DIRECTIONS FOR THIS TASK: Answer with one number: the count of lines in this material that hold the word "Fully".

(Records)
>> START

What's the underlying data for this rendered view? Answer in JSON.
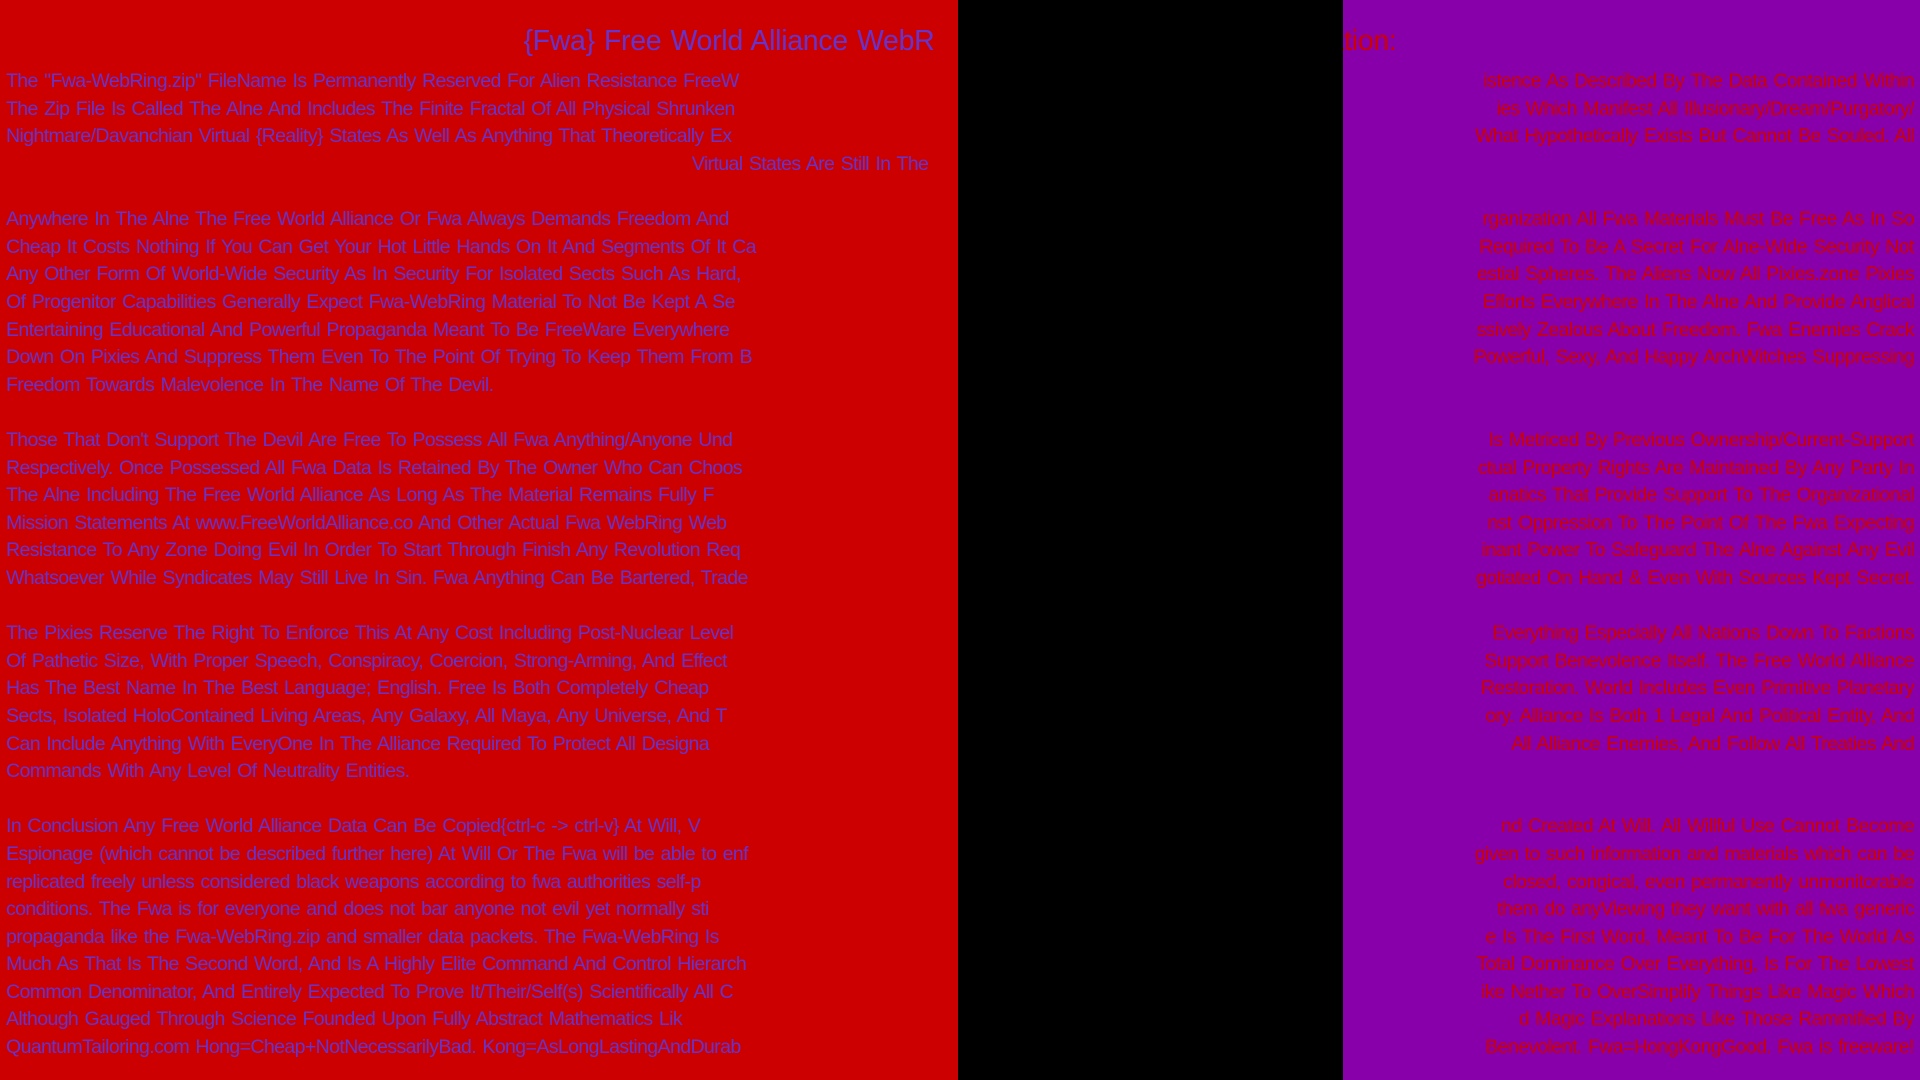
{
  "colors": {
    "left_bg": "#cc0000",
    "left_text": "#6633cc",
    "right_bg": "#8800aa",
    "right_text": "#cc0000",
    "overlay": "#000000"
  },
  "document": {
    "title": {
      "l": "{Fwa} Free World Alliance WebR",
      "r": "ration:",
      "c": true,
      "gap": 385
    },
    "paragraphs": [
      {
        "lines": [
          {
            "l": "The \"Fwa-WebRing.zip\" FileName Is Permanently Reserved For Alien Resistance FreeW",
            "r": "istence As Described By The Data Contained Within"
          },
          {
            "l": "The Zip File Is Called The Alne And Includes The Finite Fractal Of All Physical Shrunken",
            "r": "ies Which Manifest All Illusionary/Dream/Purgatory/"
          },
          {
            "l": "Nightmare/Davanchian Virtual {Reality} States As Well As Anything That Theoretically Ex",
            "r": "What Hypothetically Exists But Cannot Be Souled. All"
          },
          {
            "l": "Virtual States Are Still In The",
            "r": "",
            "c": true,
            "gap": 300
          }
        ]
      },
      {
        "lines": [
          {
            "l": "Anywhere In The Alne The Free World Alliance Or Fwa Always Demands Freedom And",
            "r": "rganization All Fwa Materials Must Be Free As In So"
          },
          {
            "l": "Cheap It Costs Nothing If You Can Get Your Hot Little Hands On It And Segments Of It Ca",
            "r": "Required To Be A Secret For Alne-Wide Security Not"
          },
          {
            "l": "Any Other Form Of World-Wide Security As In Security For Isolated Sects Such As Hard,",
            "r": "estial Spheres. The Aliens Now All Pixies.zone Pixies"
          },
          {
            "l": "Of Progenitor Capabilities Generally Expect Fwa-WebRing Material To Not Be Kept A Se",
            "r": "Efforts Everywhere In The Alne And Provide Anglical"
          },
          {
            "l": "Entertaining Educational And Powerful Propaganda Meant To Be FreeWare Everywhere",
            "r": "ssively Zealous About Freedom. Fwa Enemies Crack"
          },
          {
            "l": "Down On Pixies And Suppress Them Even To The Point Of Trying To Keep Them From B",
            "r": "Powerful, Sexy, And Happy ArchWitches Suppressing"
          },
          {
            "l": "Freedom Towards Malevolence In The Name Of The Devil.",
            "r": ""
          }
        ]
      },
      {
        "lines": [
          {
            "l": "Those That Don't Support The Devil Are Free To Possess All Fwa Anything/Anyone Und",
            "r": "Is Metriced By Previous Ownership/Current-Support"
          },
          {
            "l": "Respectively. Once Possessed All Fwa Data Is Retained By The Owner Who Can Choos",
            "r": "ctual Property Rights Are Maintained By Any Party In"
          },
          {
            "l": "The Alne Including The Free World Alliance As Long As The Material Remains Fully F",
            "r": "anatics That Provide Support To The Organizational"
          },
          {
            "l": "Mission Statements At www.FreeWorldAlliance.co And Other Actual Fwa WebRing Web",
            "r": "nst Oppression To The Point Of The Fwa Expecting"
          },
          {
            "l": "Resistance To Any Zone Doing Evil In Order To Start Through Finish Any Revolution Req",
            "r": "inant Power To Safeguard The Alne Against Any Evil"
          },
          {
            "l": "Whatsoever While Syndicates May Still Live In Sin. Fwa Anything Can Be Bartered, Trade",
            "r": "gotiated On Hand & Even With Sources Kept Secret."
          }
        ]
      },
      {
        "lines": [
          {
            "l": "The Pixies Reserve The Right To Enforce This At Any Cost Including Post-Nuclear Level",
            "r": "Everything Especially All Nations Down To Factions"
          },
          {
            "l": "Of Pathetic Size, With Proper Speech, Conspiracy, Coercion, Strong-Arming, And Effect",
            "r": "Support Benevolence Itself. The Free World Alliance"
          },
          {
            "l": "Has The Best Name In The Best Language; English. Free Is Both Completely Cheap",
            "r": "Restoration. World Includes Even Primitive Planetary"
          },
          {
            "l": "Sects, Isolated HoloContained Living Areas, Any Galaxy, All Maya, Any Universe, And T",
            "r": "ory. Alliance Is Both 1 Legal And Political Entity, And"
          },
          {
            "l": "Can Include Anything With EveryOne In The Alliance Required To Protect All Designa",
            "r": "All Alliance Enemies, And Follow All Treaties And"
          },
          {
            "l": "Commands With Any Level Of Neutrality Entities.",
            "r": ""
          }
        ]
      },
      {
        "lines": [
          {
            "l": "In Conclusion Any Free World Alliance Data Can Be Copied{ctrl-c -> ctrl-v} At Will, V",
            "r": "nd Created At Will. All Willful Use Cannot Become"
          },
          {
            "l": "Espionage (which cannot be described further here) At Will Or The Fwa will be able to enf",
            "r": "given to such information and materials which can be"
          },
          {
            "l": "replicated freely unless considered black weapons according to fwa authorities self-p",
            "r": "closed, congical, even permanently unmonitorable"
          },
          {
            "l": "conditions. The Fwa is for everyone and does not bar anyone not evil yet normally sti",
            "r": "them do anyViewing they want with all fwa generic"
          },
          {
            "l": "propaganda like the Fwa-WebRing.zip and smaller data packets. The Fwa-WebRing Is",
            "r": "e Is The First Word, Meant To Be For The World As"
          },
          {
            "l": "Much As That Is The Second Word, And Is A Highly Elite Command And Control Hierarch",
            "r": "Total Dominance Over Everything, Is For The Lowest"
          },
          {
            "l": "Common Denominator, And Entirely Expected To Prove It/Their/Self(s) Scientifically All C",
            "r": "ike Nether To OverSimplify Things Like Magic Which"
          },
          {
            "l": "Although Gauged Through Science Founded Upon Fully Abstract Mathematics Lik",
            "r": "d Magic Explanations Like Those Rammified By"
          },
          {
            "l": "QuantumTailoring.com Hong=Cheap+NotNecessarilyBad. Kong=AsLongLastingAndDurab",
            "r": "Benevolent. Fwa=HongKongGood. Fwa is freeware!"
          }
        ]
      }
    ]
  }
}
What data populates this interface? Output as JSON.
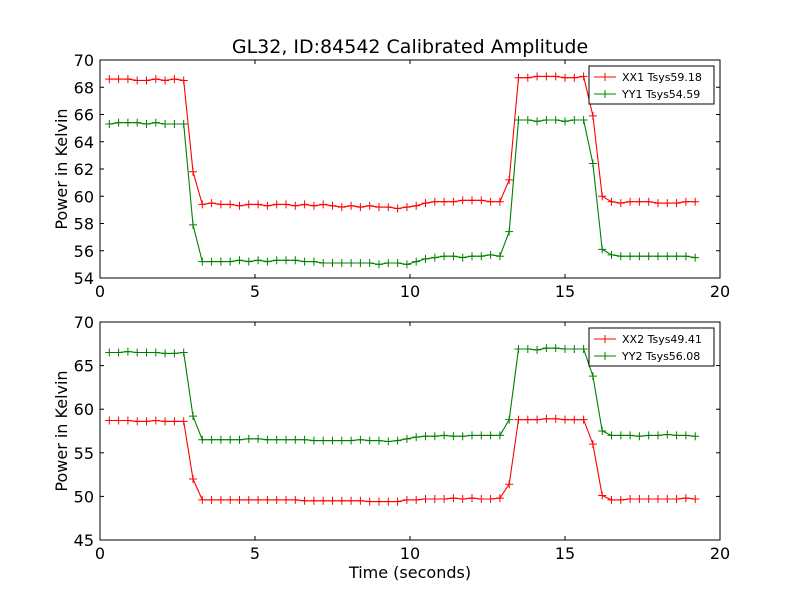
{
  "title": "GL32, ID:84542 Calibrated Amplitude",
  "colors": {
    "red": "#ff0000",
    "green": "#008000",
    "axes": "#000000"
  },
  "chart_data": [
    {
      "type": "line",
      "ylabel": "Power in Kelvin",
      "xlabel": "",
      "xlim": [
        0,
        20
      ],
      "ylim": [
        54,
        70
      ],
      "xticks": [
        0,
        5,
        10,
        15,
        20
      ],
      "yticks": [
        54,
        56,
        58,
        60,
        62,
        64,
        66,
        68,
        70
      ],
      "legend_position": "top-right",
      "x": [
        0.3,
        0.6,
        0.9,
        1.2,
        1.5,
        1.8,
        2.1,
        2.4,
        2.7,
        3.0,
        3.3,
        3.6,
        3.9,
        4.2,
        4.5,
        4.8,
        5.1,
        5.4,
        5.7,
        6.0,
        6.3,
        6.6,
        6.9,
        7.2,
        7.5,
        7.8,
        8.1,
        8.4,
        8.7,
        9.0,
        9.3,
        9.6,
        9.9,
        10.2,
        10.5,
        10.8,
        11.1,
        11.4,
        11.7,
        12.0,
        12.3,
        12.6,
        12.9,
        13.2,
        13.5,
        13.8,
        14.1,
        14.4,
        14.7,
        15.0,
        15.3,
        15.6,
        15.9,
        16.2,
        16.5,
        16.8,
        17.1,
        17.4,
        17.7,
        18.0,
        18.3,
        18.6,
        18.9,
        19.2
      ],
      "series": [
        {
          "name": "XX1 Tsys59.18",
          "color": "#ff0000",
          "values": [
            68.6,
            68.6,
            68.6,
            68.5,
            68.5,
            68.6,
            68.5,
            68.6,
            68.5,
            61.8,
            59.4,
            59.5,
            59.4,
            59.4,
            59.3,
            59.4,
            59.4,
            59.3,
            59.4,
            59.4,
            59.3,
            59.4,
            59.3,
            59.4,
            59.3,
            59.2,
            59.3,
            59.2,
            59.3,
            59.2,
            59.2,
            59.1,
            59.2,
            59.3,
            59.5,
            59.6,
            59.6,
            59.6,
            59.7,
            59.7,
            59.7,
            59.6,
            59.6,
            61.2,
            68.7,
            68.7,
            68.8,
            68.8,
            68.8,
            68.7,
            68.7,
            68.8,
            65.9,
            60.0,
            59.6,
            59.5,
            59.6,
            59.6,
            59.6,
            59.5,
            59.5,
            59.5,
            59.6,
            59.6
          ]
        },
        {
          "name": "YY1 Tsys54.59",
          "color": "#008000",
          "values": [
            65.3,
            65.4,
            65.4,
            65.4,
            65.3,
            65.4,
            65.3,
            65.3,
            65.3,
            57.9,
            55.2,
            55.2,
            55.2,
            55.2,
            55.3,
            55.2,
            55.3,
            55.2,
            55.3,
            55.3,
            55.3,
            55.2,
            55.2,
            55.1,
            55.1,
            55.1,
            55.1,
            55.1,
            55.1,
            55.0,
            55.1,
            55.1,
            55.0,
            55.2,
            55.4,
            55.5,
            55.6,
            55.6,
            55.5,
            55.6,
            55.6,
            55.7,
            55.6,
            57.4,
            65.6,
            65.6,
            65.5,
            65.6,
            65.6,
            65.5,
            65.6,
            65.6,
            62.4,
            56.1,
            55.7,
            55.6,
            55.6,
            55.6,
            55.6,
            55.6,
            55.6,
            55.6,
            55.6,
            55.5
          ]
        }
      ]
    },
    {
      "type": "line",
      "ylabel": "Power in Kelvin",
      "xlabel": "Time (seconds)",
      "xlim": [
        0,
        20
      ],
      "ylim": [
        45,
        70
      ],
      "xticks": [
        0,
        5,
        10,
        15,
        20
      ],
      "yticks": [
        45,
        50,
        55,
        60,
        65,
        70
      ],
      "legend_position": "top-right",
      "x": [
        0.3,
        0.6,
        0.9,
        1.2,
        1.5,
        1.8,
        2.1,
        2.4,
        2.7,
        3.0,
        3.3,
        3.6,
        3.9,
        4.2,
        4.5,
        4.8,
        5.1,
        5.4,
        5.7,
        6.0,
        6.3,
        6.6,
        6.9,
        7.2,
        7.5,
        7.8,
        8.1,
        8.4,
        8.7,
        9.0,
        9.3,
        9.6,
        9.9,
        10.2,
        10.5,
        10.8,
        11.1,
        11.4,
        11.7,
        12.0,
        12.3,
        12.6,
        12.9,
        13.2,
        13.5,
        13.8,
        14.1,
        14.4,
        14.7,
        15.0,
        15.3,
        15.6,
        15.9,
        16.2,
        16.5,
        16.8,
        17.1,
        17.4,
        17.7,
        18.0,
        18.3,
        18.6,
        18.9,
        19.2
      ],
      "series": [
        {
          "name": "XX2 Tsys49.41",
          "color": "#ff0000",
          "values": [
            58.7,
            58.7,
            58.7,
            58.6,
            58.6,
            58.7,
            58.6,
            58.6,
            58.6,
            52.0,
            49.6,
            49.6,
            49.6,
            49.6,
            49.6,
            49.6,
            49.6,
            49.6,
            49.6,
            49.6,
            49.6,
            49.5,
            49.5,
            49.5,
            49.5,
            49.5,
            49.5,
            49.5,
            49.4,
            49.4,
            49.4,
            49.4,
            49.6,
            49.6,
            49.7,
            49.7,
            49.7,
            49.8,
            49.7,
            49.8,
            49.7,
            49.7,
            49.8,
            51.4,
            58.8,
            58.8,
            58.8,
            58.9,
            58.9,
            58.8,
            58.8,
            58.8,
            56.0,
            50.1,
            49.6,
            49.6,
            49.7,
            49.7,
            49.7,
            49.7,
            49.7,
            49.7,
            49.8,
            49.7
          ]
        },
        {
          "name": "YY2 Tsys56.08",
          "color": "#008000",
          "values": [
            66.5,
            66.5,
            66.6,
            66.5,
            66.5,
            66.5,
            66.4,
            66.4,
            66.5,
            59.2,
            56.5,
            56.5,
            56.5,
            56.5,
            56.5,
            56.6,
            56.6,
            56.5,
            56.5,
            56.5,
            56.5,
            56.5,
            56.4,
            56.4,
            56.4,
            56.4,
            56.4,
            56.5,
            56.4,
            56.4,
            56.3,
            56.4,
            56.6,
            56.8,
            56.9,
            56.9,
            57.0,
            56.9,
            56.9,
            57.0,
            57.0,
            57.0,
            57.0,
            58.8,
            66.9,
            66.9,
            66.8,
            67.0,
            67.0,
            66.9,
            66.9,
            66.9,
            63.8,
            57.5,
            57.0,
            57.0,
            57.0,
            56.9,
            57.0,
            57.0,
            57.1,
            57.0,
            57.0,
            56.9
          ]
        }
      ]
    }
  ]
}
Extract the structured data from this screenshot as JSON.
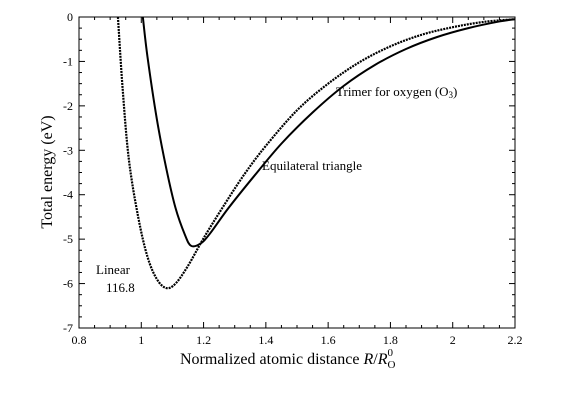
{
  "chart_data": {
    "type": "line",
    "title": "",
    "xlabel": "Normalized atomic distance",
    "xlabel_math": {
      "var": "R",
      "slash": "/",
      "denom_var": "R",
      "denom_sub": "O",
      "denom_sup": "0"
    },
    "ylabel": "Total energy (eV)",
    "xlim": [
      0.8,
      2.2
    ],
    "ylim": [
      -7,
      0
    ],
    "x_ticks": [
      "0.8",
      "1",
      "1.2",
      "1.4",
      "1.6",
      "1.8",
      "2",
      "2.2"
    ],
    "y_ticks": [
      "0",
      "-1",
      "-2",
      "-3",
      "-4",
      "-5",
      "-6",
      "-7"
    ],
    "grid": false,
    "series": [
      {
        "name": "Equilateral triangle",
        "style": "solid",
        "points": [
          [
            1.005,
            0
          ],
          [
            1.02,
            -0.9
          ],
          [
            1.05,
            -2.3
          ],
          [
            1.08,
            -3.4
          ],
          [
            1.11,
            -4.3
          ],
          [
            1.14,
            -4.9
          ],
          [
            1.16,
            -5.15
          ],
          [
            1.19,
            -5.1
          ],
          [
            1.22,
            -4.88
          ],
          [
            1.28,
            -4.3
          ],
          [
            1.36,
            -3.6
          ],
          [
            1.45,
            -2.85
          ],
          [
            1.55,
            -2.15
          ],
          [
            1.65,
            -1.55
          ],
          [
            1.75,
            -1.08
          ],
          [
            1.85,
            -0.72
          ],
          [
            1.95,
            -0.45
          ],
          [
            2.05,
            -0.25
          ],
          [
            2.15,
            -0.1
          ],
          [
            2.2,
            -0.05
          ]
        ]
      },
      {
        "name": "Linear 116.8",
        "style": "dotted",
        "points": [
          [
            0.925,
            0
          ],
          [
            0.94,
            -1.6
          ],
          [
            0.96,
            -3.2
          ],
          [
            0.99,
            -4.5
          ],
          [
            1.02,
            -5.4
          ],
          [
            1.05,
            -5.9
          ],
          [
            1.08,
            -6.1
          ],
          [
            1.11,
            -6.0
          ],
          [
            1.15,
            -5.6
          ],
          [
            1.2,
            -4.98
          ],
          [
            1.26,
            -4.3
          ],
          [
            1.33,
            -3.55
          ],
          [
            1.4,
            -2.9
          ],
          [
            1.5,
            -2.1
          ],
          [
            1.6,
            -1.5
          ],
          [
            1.7,
            -1.02
          ],
          [
            1.8,
            -0.66
          ],
          [
            1.9,
            -0.4
          ],
          [
            2.0,
            -0.23
          ],
          [
            2.1,
            -0.11
          ],
          [
            2.2,
            -0.05
          ]
        ]
      }
    ],
    "annotations": {
      "trimer": "Trimer for oxygen (O",
      "trimer_sub": "3",
      "trimer_close": ")",
      "equilateral": "Equilateral triangle",
      "linear": "Linear",
      "linear_angle": "116.8"
    }
  }
}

>> END

RESULT: 2